- [Job] Copy exactly the stretch of lines from the one holding "Transcribe the text in this document." through the last line of the data below, inclusive. Leave out pictures.

- [Provided information]
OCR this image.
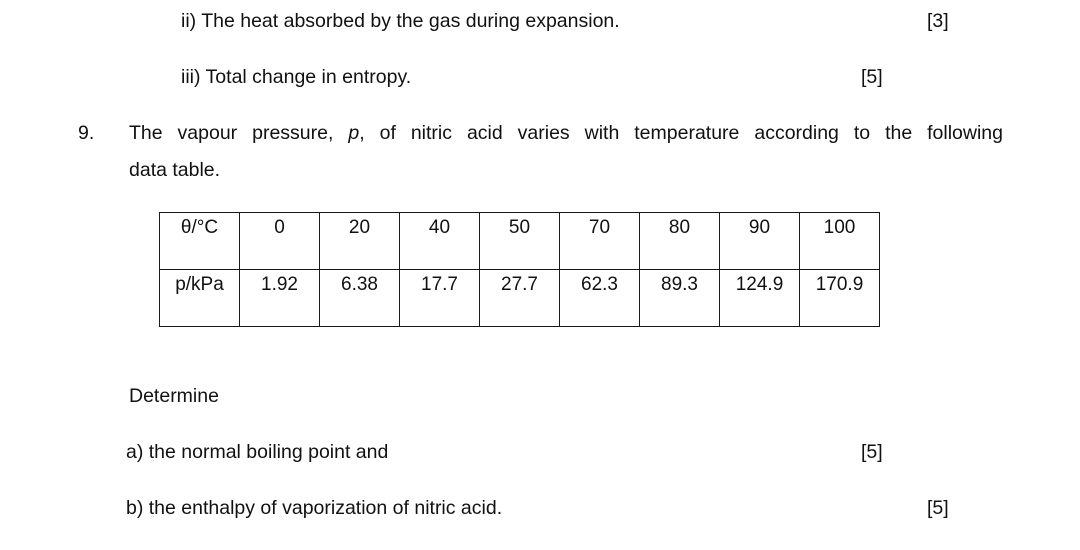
ii) The heat absorbed by the gas during expansion.	[3]
iii) Total change in entropy.	[5]
9. The vapour pressure, p, of nitric acid varies with temperature according to the following
data table.
θ/°C	0	20	40	50	70	80	90	100
p/kPa	1.92	6.38	17.7	27.7	62.3	89.3	124.9	170.9
Determine
a) the normal boiling point and	[5]
b) the enthalpy of vaporization of nitric acid.	[5]
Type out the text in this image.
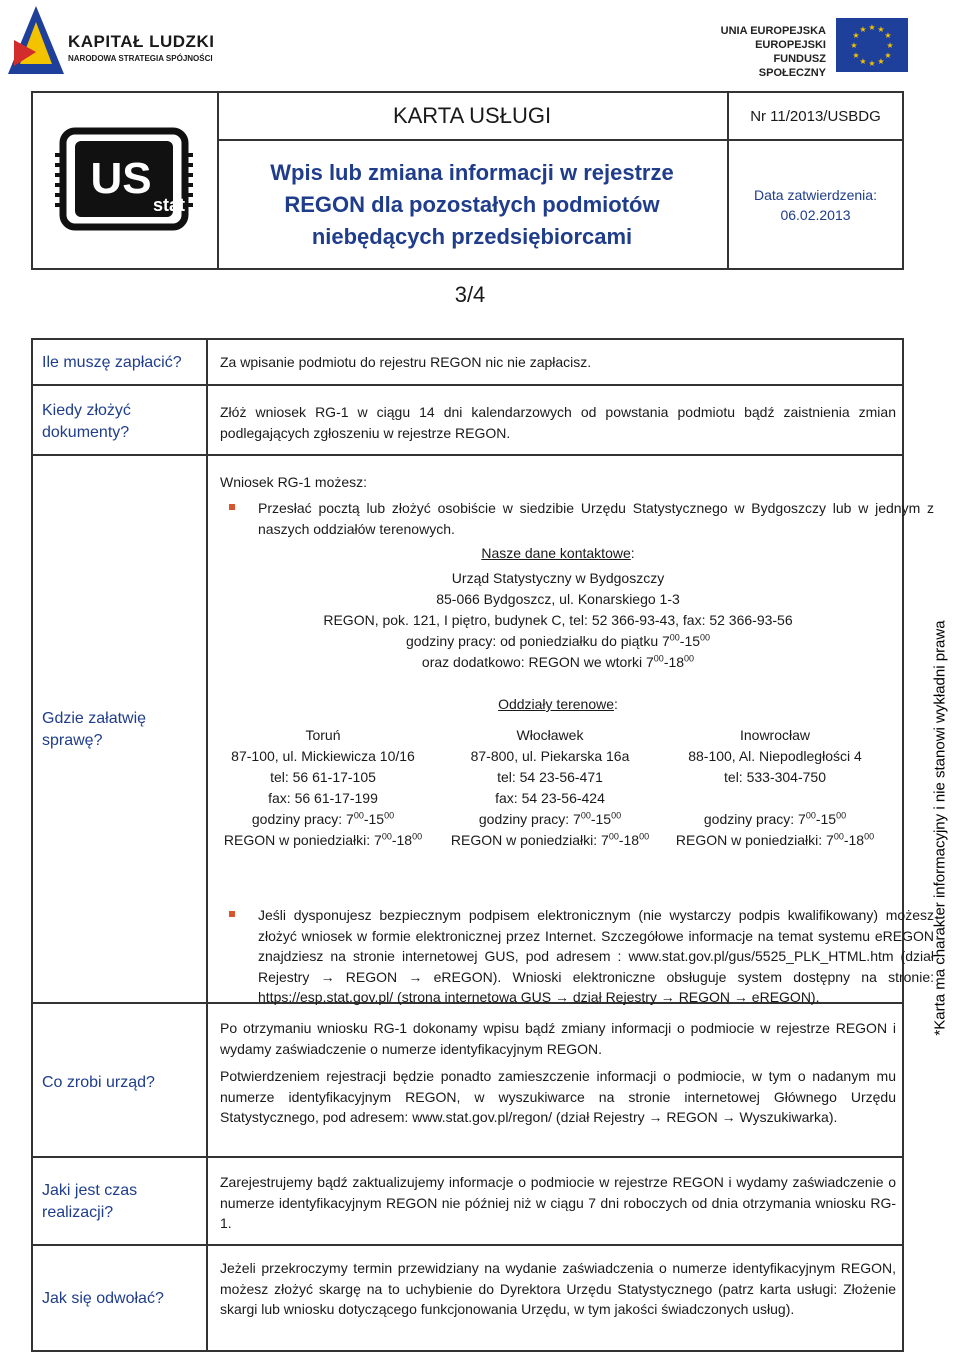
KAPITAŁ LUDZKI
NARODOWA STRATEGIA SPÓJNOŚCI
UNIA EUROPEJSKA
EUROPEJSKI
FUNDUSZ SPOŁECZNY
★ ★
★
★
★
★
★
★
★
★
★
★
US
stat
KARTA USŁUGI
Wpis lub zmiana informacji w rejestrze REGON dla pozostałych podmiotów niebędących przedsiębiorcami
Nr 11/2013/USBDG
Data zatwierdzenia:
06.02.2013
3/4
Ile muszę zapłacić?
Kiedy złożyć dokumenty?
Gdzie załatwię sprawę?
Co zrobi urząd?
Jaki jest czas realizacji?
Jak się odwołać?
Za wpisanie podmiotu do rejestru REGON nic nie zapłacisz.
Złóż wniosek RG-1 w ciągu 14 dni kalendarzowych od powstania podmiotu bądź zaistnienia zmian podlegających zgłoszeniu w rejestrze REGON.
Wniosek RG-1 możesz:
Przesłać pocztą lub złożyć osobiście w siedzibie Urzędu Statystycznego w Bydgoszczy lub w jednym z naszych oddziałów terenowych.
Nasze dane kontaktowe:
Urząd Statystyczny w Bydgoszczy
85-066 Bydgoszcz, ul. Konarskiego 1-3
REGON, pok. 121, I piętro, budynek C, tel: 52 366-93-43, fax: 52 366-93-56
godziny pracy: od poniedziałku do piątku $7^{00}-15^{00}$
oraz dodatkowo: REGON we wtorki $7^{00}-18^{00}$
Oddziały terenowe:
Toruń
87-100, ul. Mickiewicza 10/16
tel: 56 61-17-105
fax: 56 61-17-199
godziny pracy: $7^{00}-15^{00}$
REGON w poniedziałki: $7^{00}-18^{00}$
Włocławek
87-800, ul. Piekarska 16a
tel: 54 23-56-471
fax: 54 23-56-424
godziny pracy: $7^{00}-15^{00}$
REGON w poniedziałki: $7^{00}-18^{00}$
Inowrocław
88-100, Al. Niepodległości 4
tel: 533-304-750
godziny pracy: $7^{00}-15^{00}$
REGON w poniedziałki: $7^{00}-18^{00}$
Jeśli dysponujesz bezpiecznym podpisem elektronicznym (nie wystarczy podpis kwalifikowany) możesz złożyć wniosek w formie elektronicznej przez Internet. Szczegółowe informacje na temat systemu eREGON znajdziesz na stronie internetowej GUS, pod adresem : www.stat.gov.pl/gus/5525_PLK_HTML.htm (dział Rejestry → REGON → eREGON). Wnioski elektroniczne obsługuje system dostępny na stronie: https://esp.stat.gov.pl/ (strona internetowa GUS → dział Rejestry → REGON → eREGON).
Po otrzymaniu wniosku RG-1 dokonamy wpisu bądź zmiany informacji o podmiocie w rejestrze REGON i wydamy zaświadczenie o numerze identyfikacyjnym REGON.
Potwierdzeniem rejestracji będzie ponadto zamieszczenie informacji o podmiocie, w tym o nadanym mu numerze identyfikacyjnym REGON, w wyszukiwarce na stronie internetowej Głównego Urzędu Statystycznego, pod adresem: www.stat.gov.pl/regon/ (dział Rejestry → REGON → Wyszukiwarka).
Zarejestrujemy bądź zaktualizujemy informacje o podmiocie w rejestrze REGON i wydamy zaświadczenie o numerze identyfikacyjnym REGON nie później niż w ciągu 7 dni roboczych od dnia otrzymania wniosku RG-1.
Jeżeli przekroczymy termin przewidziany na wydanie zaświadczenia o numerze identyfikacyjnym REGON, możesz złożyć skargę na to uchybienie do Dyrektora Urzędu Statystycznego (patrz karta usługi: Złożenie skargi lub wniosku dotyczącego funkcjonowania Urzędu, w tym jakości świadczonych usług).
*Karta ma charakter informacyjny i nie stanowi wykładni prawa
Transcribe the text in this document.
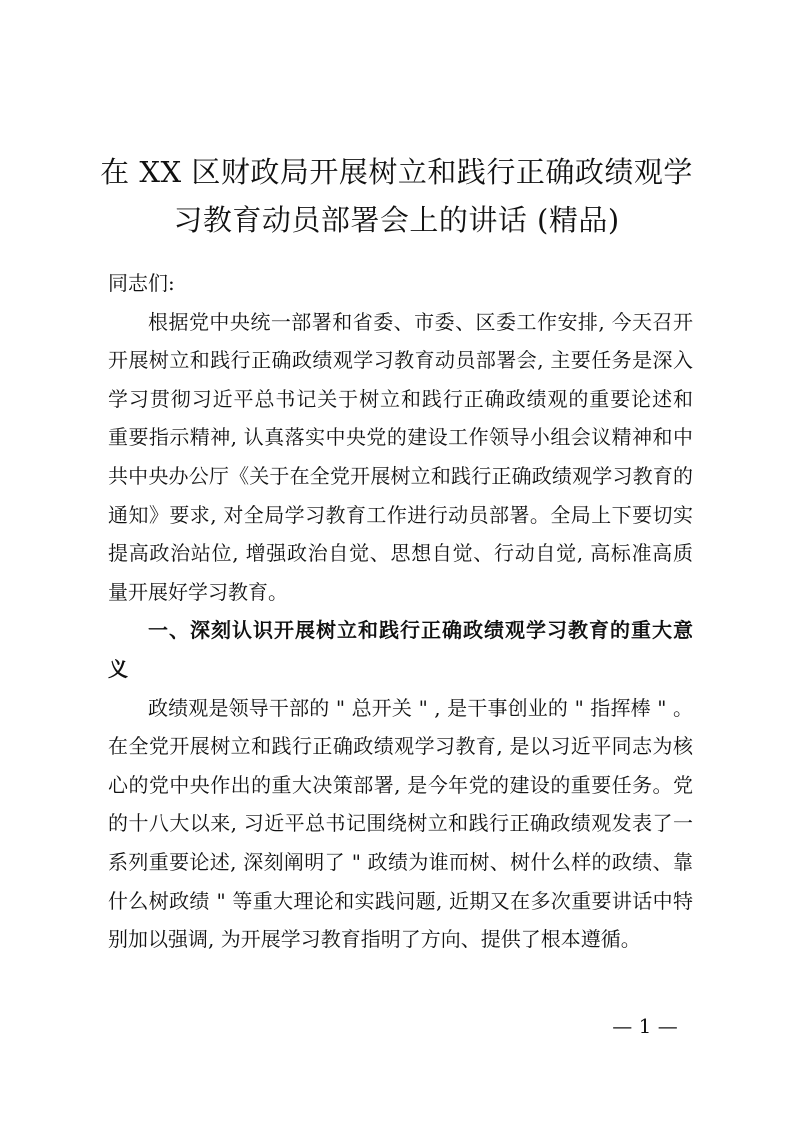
在 XX 区财政局开展树立和践行正确政绩观学
习教育动员部署会上的讲话 (精品)
同志们:
根据党中央统一部署和省委、市委、区委工作安排, 今天召开
开展树立和践行正确政绩观学习教育动员部署会, 主要任务是深入
学习贯彻习近平总书记关于树立和践行正确政绩观的重要论述和
重要指示精神, 认真落实中央党的建设工作领导小组会议精神和中
共中央办公厅《关于在全党开展树立和践行正确政绩观学习教育的
通知》要求, 对全局学习教育工作进行动员部署。全局上下要切实
提高政治站位, 增强政治自觉、思想自觉、行动自觉, 高标准高质
量开展好学习教育。
一、深刻认识开展树立和践行正确政绩观学习教育的重大意
义
政绩观是领导干部的 " 总开关 " , 是干事创业的 " 指挥棒 " 。
在全党开展树立和践行正确政绩观学习教育, 是以习近平同志为核
心的党中央作出的重大决策部署, 是今年党的建设的重要任务。党
的十八大以来, 习近平总书记围绕树立和践行正确政绩观发表了一
系列重要论述, 深刻阐明了 " 政绩为谁而树、树什么样的政绩、靠
什么树政绩 " 等重大理论和实践问题, 近期又在多次重要讲话中特
别加以强调, 为开展学习教育指明了方向、提供了根本遵循。
— 1 —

- [Exercise result]
Transcribe the text in this document.
在 XX 区财政局开展树立和践行正确政绩观学
习教育动员部署会上的讲话 (精品)
同志们:
根据党中央统一部署和省委、市委、区委工作安排, 今天召开
开展树立和践行正确政绩观学习教育动员部署会, 主要任务是深入
学习贯彻习近平总书记关于树立和践行正确政绩观的重要论述和
重要指示精神, 认真落实中央党的建设工作领导小组会议精神和中
共中央办公厅《关于在全党开展树立和践行正确政绩观学习教育的
通知》要求, 对全局学习教育工作进行动员部署。全局上下要切实
提高政治站位, 增强政治自觉、思想自觉、行动自觉, 高标准高质
量开展好学习教育。
一、深刻认识开展树立和践行正确政绩观学习教育的重大意
义
政绩观是领导干部的 " 总开关 " , 是干事创业的 " 指挥棒 " 。
在全党开展树立和践行正确政绩观学习教育, 是以习近平同志为核
心的党中央作出的重大决策部署, 是今年党的建设的重要任务。党
的十八大以来, 习近平总书记围绕树立和践行正确政绩观发表了一
系列重要论述, 深刻阐明了 " 政绩为谁而树、树什么样的政绩、靠
什么树政绩 " 等重大理论和实践问题, 近期又在多次重要讲话中特
别加以强调, 为开展学习教育指明了方向、提供了根本遵循。
— 1 —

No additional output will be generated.